WHAT YOU NEED TO DO:
Pick out every line that holds the string "Adjustment" and copy it.

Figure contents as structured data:
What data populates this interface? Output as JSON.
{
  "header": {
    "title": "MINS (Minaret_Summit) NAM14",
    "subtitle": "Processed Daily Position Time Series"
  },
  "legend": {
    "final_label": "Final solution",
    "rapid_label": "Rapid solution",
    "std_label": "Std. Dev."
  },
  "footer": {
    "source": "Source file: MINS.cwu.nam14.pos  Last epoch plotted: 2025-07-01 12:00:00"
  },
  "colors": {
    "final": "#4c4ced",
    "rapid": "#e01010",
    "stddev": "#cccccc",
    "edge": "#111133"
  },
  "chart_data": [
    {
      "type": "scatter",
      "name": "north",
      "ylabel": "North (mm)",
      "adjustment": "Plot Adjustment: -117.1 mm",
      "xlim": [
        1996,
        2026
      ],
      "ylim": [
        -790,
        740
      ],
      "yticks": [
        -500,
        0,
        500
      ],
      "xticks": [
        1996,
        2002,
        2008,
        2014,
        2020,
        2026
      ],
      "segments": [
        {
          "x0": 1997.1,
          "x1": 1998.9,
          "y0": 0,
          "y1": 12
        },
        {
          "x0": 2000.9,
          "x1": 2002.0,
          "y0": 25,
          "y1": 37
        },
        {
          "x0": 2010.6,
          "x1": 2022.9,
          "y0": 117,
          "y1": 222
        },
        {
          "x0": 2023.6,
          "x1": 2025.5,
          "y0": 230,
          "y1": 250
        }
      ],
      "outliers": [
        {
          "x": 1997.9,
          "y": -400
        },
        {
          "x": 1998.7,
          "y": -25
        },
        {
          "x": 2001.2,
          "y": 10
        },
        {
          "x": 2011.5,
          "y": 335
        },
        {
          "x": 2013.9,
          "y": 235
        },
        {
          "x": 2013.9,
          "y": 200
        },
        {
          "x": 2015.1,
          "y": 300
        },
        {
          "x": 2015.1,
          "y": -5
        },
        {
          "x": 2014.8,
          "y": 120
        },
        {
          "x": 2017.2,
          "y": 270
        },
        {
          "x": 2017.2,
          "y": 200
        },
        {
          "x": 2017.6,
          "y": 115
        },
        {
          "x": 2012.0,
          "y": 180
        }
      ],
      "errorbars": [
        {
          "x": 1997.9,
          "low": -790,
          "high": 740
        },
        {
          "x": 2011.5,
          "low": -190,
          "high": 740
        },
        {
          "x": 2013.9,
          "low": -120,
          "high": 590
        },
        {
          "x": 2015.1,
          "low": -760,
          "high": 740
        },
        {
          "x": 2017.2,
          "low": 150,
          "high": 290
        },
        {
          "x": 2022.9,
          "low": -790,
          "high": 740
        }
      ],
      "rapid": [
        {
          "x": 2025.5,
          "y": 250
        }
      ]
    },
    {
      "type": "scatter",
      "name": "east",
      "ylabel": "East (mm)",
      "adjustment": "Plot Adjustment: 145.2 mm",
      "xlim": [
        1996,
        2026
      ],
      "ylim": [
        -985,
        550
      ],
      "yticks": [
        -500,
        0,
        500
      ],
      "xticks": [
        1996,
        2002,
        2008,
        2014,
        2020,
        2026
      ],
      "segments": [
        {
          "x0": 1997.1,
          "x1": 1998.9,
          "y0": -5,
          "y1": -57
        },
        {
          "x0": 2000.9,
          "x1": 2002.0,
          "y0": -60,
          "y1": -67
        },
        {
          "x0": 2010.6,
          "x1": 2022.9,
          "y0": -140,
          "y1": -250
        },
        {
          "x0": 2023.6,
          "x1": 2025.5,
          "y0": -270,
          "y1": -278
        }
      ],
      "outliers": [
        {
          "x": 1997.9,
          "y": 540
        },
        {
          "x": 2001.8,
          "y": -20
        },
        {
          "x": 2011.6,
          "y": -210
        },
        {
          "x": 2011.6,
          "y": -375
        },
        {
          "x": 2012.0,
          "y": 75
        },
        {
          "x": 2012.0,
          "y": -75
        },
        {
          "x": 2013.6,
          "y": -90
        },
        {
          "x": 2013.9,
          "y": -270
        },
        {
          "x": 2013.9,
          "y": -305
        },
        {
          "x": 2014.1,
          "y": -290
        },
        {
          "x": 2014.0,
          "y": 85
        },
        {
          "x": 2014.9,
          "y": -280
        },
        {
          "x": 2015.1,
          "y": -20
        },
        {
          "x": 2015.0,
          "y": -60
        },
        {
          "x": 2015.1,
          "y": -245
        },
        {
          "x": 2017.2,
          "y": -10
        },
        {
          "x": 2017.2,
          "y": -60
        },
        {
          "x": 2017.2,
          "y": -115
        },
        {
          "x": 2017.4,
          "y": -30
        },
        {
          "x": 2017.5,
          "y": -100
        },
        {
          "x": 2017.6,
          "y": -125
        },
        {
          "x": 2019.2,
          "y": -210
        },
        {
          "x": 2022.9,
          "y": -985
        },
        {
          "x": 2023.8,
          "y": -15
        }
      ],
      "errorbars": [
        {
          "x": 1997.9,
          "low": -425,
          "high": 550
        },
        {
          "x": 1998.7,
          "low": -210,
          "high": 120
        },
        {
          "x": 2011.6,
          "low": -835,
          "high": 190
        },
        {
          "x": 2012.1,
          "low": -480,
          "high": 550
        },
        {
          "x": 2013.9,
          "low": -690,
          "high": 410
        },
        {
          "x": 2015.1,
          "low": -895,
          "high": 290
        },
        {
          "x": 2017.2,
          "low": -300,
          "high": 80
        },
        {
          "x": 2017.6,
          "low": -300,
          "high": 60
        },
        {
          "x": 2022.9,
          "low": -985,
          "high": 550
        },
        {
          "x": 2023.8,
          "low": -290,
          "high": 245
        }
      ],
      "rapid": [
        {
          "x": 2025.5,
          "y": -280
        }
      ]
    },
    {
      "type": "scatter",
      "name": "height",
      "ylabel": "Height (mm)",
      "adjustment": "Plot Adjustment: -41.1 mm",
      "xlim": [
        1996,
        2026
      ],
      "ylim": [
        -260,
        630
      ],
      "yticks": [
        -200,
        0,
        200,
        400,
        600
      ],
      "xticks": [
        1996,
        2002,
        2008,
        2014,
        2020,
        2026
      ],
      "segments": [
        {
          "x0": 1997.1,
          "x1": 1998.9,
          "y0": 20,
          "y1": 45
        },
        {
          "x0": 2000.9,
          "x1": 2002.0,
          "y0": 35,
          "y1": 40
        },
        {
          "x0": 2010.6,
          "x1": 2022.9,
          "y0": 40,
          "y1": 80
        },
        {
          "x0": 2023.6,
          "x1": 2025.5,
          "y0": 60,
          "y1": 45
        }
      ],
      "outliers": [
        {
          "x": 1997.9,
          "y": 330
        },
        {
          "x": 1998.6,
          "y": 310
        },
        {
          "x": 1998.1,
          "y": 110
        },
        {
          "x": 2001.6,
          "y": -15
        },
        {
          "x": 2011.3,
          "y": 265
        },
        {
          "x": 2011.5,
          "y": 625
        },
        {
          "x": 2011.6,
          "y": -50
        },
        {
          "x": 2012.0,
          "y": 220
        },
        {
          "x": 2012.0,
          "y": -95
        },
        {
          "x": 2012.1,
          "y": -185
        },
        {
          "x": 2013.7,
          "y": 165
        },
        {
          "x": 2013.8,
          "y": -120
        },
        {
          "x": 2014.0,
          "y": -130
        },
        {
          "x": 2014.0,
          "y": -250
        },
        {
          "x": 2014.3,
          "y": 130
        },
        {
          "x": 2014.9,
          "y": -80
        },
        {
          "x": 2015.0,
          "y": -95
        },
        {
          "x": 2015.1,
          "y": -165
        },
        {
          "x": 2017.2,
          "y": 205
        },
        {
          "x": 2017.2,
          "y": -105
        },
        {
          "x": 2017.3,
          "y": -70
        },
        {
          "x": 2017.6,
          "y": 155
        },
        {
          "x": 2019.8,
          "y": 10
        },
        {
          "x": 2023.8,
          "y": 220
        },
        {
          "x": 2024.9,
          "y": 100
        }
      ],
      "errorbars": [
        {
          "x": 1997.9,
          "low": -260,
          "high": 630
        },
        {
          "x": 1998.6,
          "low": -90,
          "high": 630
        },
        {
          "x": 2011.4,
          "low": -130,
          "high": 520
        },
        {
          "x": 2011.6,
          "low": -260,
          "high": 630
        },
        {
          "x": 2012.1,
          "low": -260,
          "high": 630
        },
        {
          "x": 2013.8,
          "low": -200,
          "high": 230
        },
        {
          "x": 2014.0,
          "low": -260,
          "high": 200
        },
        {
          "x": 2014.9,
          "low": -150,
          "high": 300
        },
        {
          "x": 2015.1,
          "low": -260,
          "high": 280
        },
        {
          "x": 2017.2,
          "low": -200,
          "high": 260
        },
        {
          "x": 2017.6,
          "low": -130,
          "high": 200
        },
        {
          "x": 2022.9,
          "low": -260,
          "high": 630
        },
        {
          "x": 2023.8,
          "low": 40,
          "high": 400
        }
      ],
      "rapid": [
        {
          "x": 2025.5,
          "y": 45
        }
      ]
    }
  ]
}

SOLUTION BELOW:
      "adjustment": "Plot Adjustment: -117.1 mm",
      "adjustment": "Plot Adjustment: 145.2 mm",
      "adjustment": "Plot Adjustment: -41.1 mm",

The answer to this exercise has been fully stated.